→ Problem details: Copy each line that has the string "مشاور" somewhere in it.
=== Exercise data ===
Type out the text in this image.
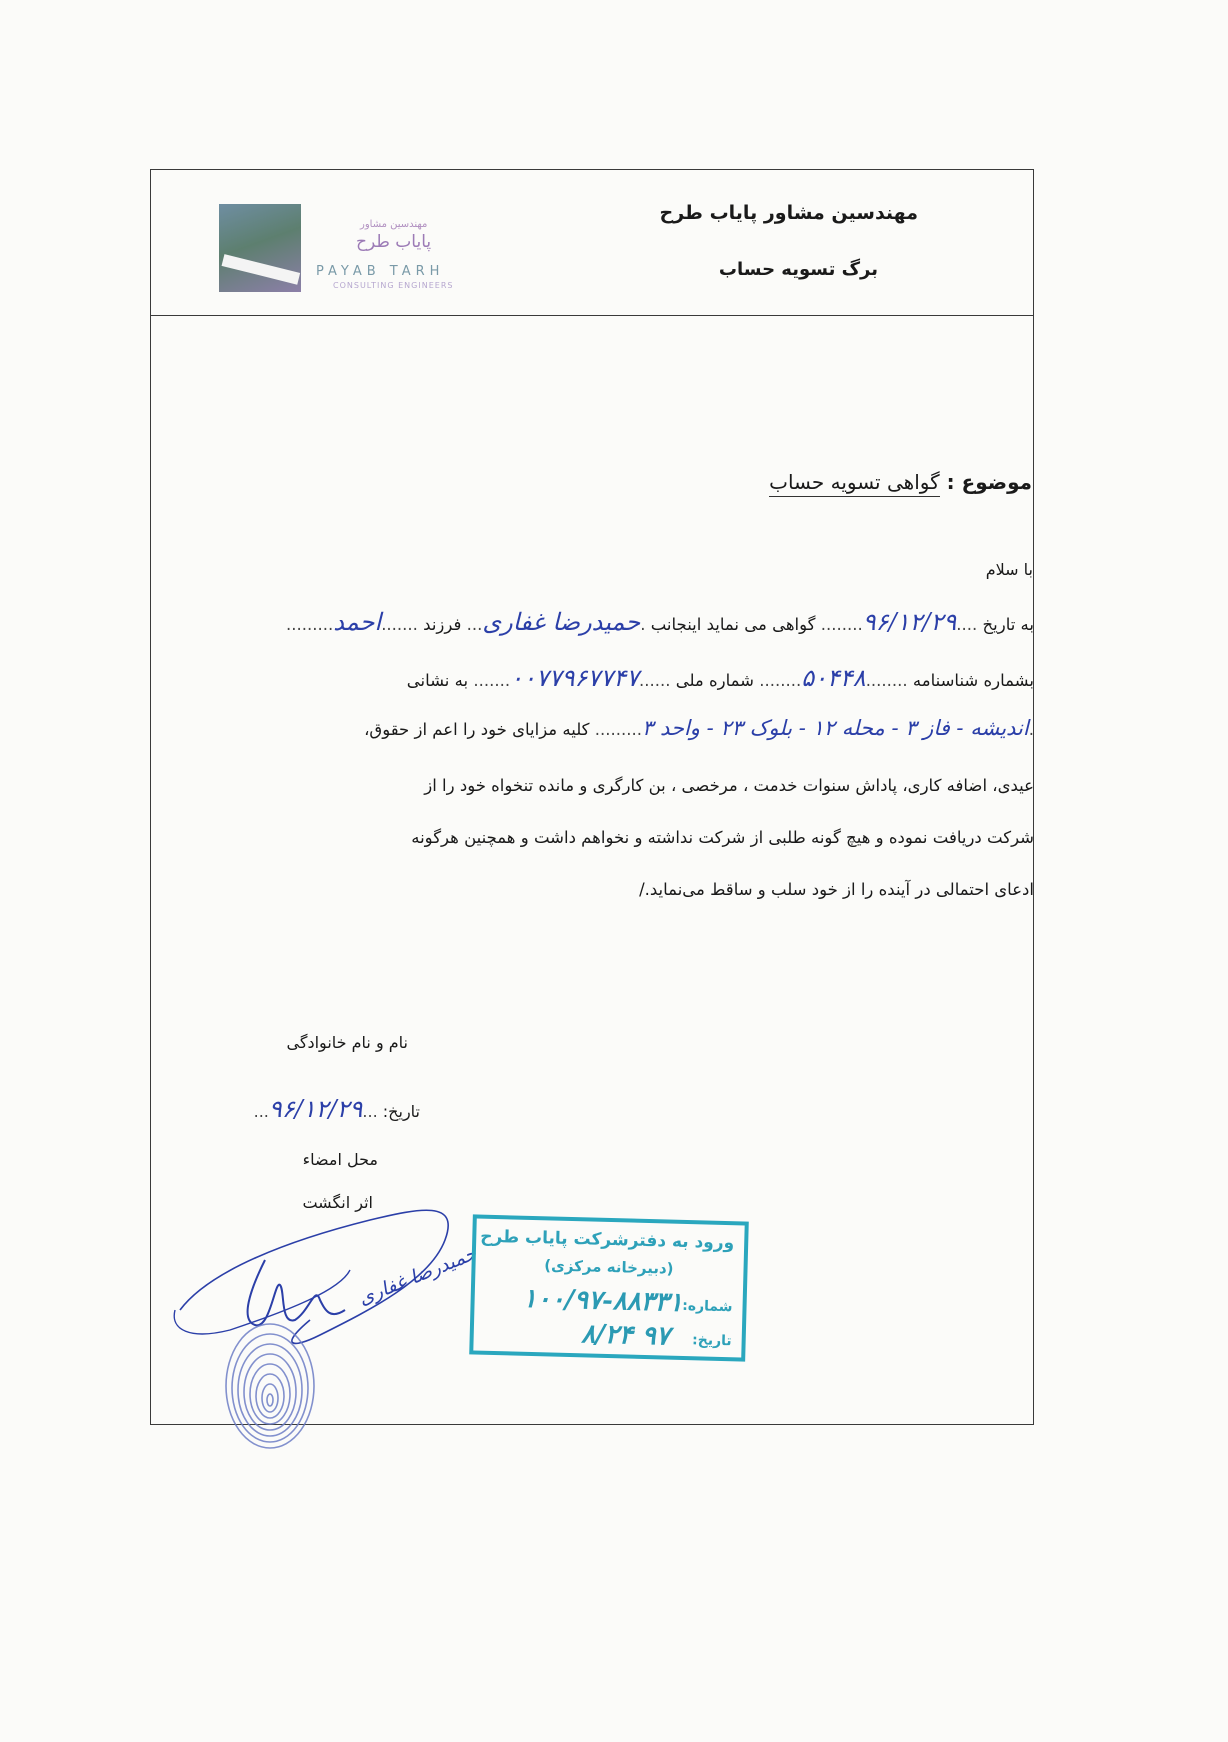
مهندسین مشاور
پایاب طرح
PAYAB TARH
CONSULTING ENGINEERS
مهندسین مشاور پایاب طرح
برگ تسویه حساب
موضوع : گواهی تسویه حساب
با سلام
به تاریخ ....۹۶/۱۲/۲۹........ گواهی می نماید اینجانب .حمیدرضا غفاری... فرزند .......احمد.........
بشماره شناسنامه ........۵۰۴۴۸........ شماره ملی ......۰۰۷۷۹۶۷۷۴۷....... به نشانی
.اندیشه - فاز ۳ - محله ۱۲ - بلوک ۲۳ - واحد ۳......... کلیه مزایای خود را اعم از حقوق،
عیدی، اضافه کاری، پاداش سنوات خدمت ، مرخصی ، بن کارگری و مانده تنخواه خود را از
شرکت دریافت نموده و هیچ گونه طلبی از شرکت نداشته و نخواهم داشت و همچنین هرگونه
ادعای احتمالی در آینده را از خود سلب و ساقط می‌نماید./
نام و نام خانوادگی
تاریخ: ...۹۶/۱۲/۲۹...
محل امضاء
اثر انگشت
حمیدرضا غفاری
ورود به دفترشرکت پایاب طرح
(دبیرخانه مرکزی)
شماره:
۱۰۰/۹۷-۸۸۳۳۱
تاریخ:
۹۷ ۸/۲۴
===
→ Reply:
مهندسین مشاور
مهندسین مشاور پایاب طرح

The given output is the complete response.